### DIRECTIONS FOR THIS TASK:
Copy every line from the data below in which the string "армии" can be found.

### TASK INPUT:
>> BEGIN
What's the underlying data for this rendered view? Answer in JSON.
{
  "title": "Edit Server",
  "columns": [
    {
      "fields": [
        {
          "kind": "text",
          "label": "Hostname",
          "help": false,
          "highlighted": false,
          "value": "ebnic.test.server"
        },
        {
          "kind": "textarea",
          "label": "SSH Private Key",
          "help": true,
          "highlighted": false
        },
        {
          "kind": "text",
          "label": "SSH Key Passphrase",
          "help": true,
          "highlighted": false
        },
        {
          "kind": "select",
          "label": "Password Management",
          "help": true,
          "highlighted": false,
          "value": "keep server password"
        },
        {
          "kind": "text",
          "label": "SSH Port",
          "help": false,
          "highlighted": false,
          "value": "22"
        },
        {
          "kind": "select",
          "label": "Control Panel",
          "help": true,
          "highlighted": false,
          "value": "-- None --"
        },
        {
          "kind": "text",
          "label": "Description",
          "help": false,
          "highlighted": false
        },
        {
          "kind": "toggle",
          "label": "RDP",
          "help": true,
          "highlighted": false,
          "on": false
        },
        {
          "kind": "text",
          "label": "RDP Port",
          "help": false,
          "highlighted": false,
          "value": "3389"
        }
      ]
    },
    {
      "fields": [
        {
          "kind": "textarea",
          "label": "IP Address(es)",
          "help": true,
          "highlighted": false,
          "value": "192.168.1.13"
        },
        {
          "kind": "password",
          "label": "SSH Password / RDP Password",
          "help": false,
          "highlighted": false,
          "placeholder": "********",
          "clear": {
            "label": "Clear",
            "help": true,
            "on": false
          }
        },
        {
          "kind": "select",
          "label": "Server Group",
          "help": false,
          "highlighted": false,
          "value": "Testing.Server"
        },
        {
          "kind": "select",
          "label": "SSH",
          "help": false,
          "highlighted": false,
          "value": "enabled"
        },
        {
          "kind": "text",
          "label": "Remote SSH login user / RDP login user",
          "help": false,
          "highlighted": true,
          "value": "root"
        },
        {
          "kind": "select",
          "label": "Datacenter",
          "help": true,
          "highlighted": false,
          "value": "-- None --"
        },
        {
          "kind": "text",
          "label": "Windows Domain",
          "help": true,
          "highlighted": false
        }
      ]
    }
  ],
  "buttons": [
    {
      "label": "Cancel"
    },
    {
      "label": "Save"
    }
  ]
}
>> END
>> BEGIN
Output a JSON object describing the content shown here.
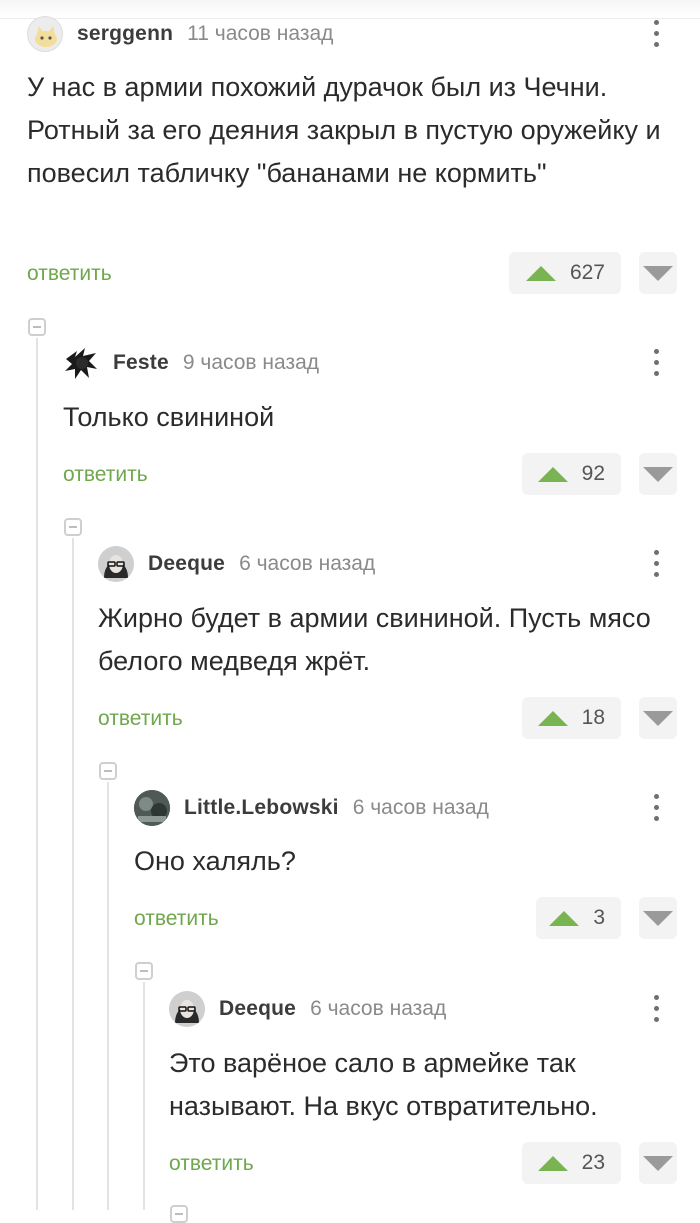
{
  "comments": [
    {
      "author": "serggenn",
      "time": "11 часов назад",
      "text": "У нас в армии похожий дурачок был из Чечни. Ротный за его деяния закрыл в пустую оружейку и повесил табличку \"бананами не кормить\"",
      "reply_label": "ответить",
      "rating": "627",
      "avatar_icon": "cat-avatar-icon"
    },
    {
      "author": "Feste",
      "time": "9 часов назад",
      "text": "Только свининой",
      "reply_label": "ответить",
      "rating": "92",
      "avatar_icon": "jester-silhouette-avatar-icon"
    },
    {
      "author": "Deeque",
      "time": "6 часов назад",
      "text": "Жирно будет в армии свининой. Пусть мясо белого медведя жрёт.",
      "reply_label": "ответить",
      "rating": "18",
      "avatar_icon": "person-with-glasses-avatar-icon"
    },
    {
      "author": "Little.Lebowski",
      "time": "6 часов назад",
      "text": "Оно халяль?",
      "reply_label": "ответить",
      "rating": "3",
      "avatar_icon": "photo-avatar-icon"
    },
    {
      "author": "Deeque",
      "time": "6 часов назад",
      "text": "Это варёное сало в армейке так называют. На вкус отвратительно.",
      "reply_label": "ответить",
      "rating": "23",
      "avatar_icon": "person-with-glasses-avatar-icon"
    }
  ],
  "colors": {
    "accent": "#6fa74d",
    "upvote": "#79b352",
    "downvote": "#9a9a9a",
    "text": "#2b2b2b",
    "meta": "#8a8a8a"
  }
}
>> END
### CORRECT OUTPUT:
      "text": "У нас в армии похожий дурачок был из Чечни. Ротный за его деяния закрыл в пустую оружейку и повесил табличку \"бананами не кормить\"",
      "text": "Жирно будет в армии свининой. Пусть мясо белого медведя жрёт.",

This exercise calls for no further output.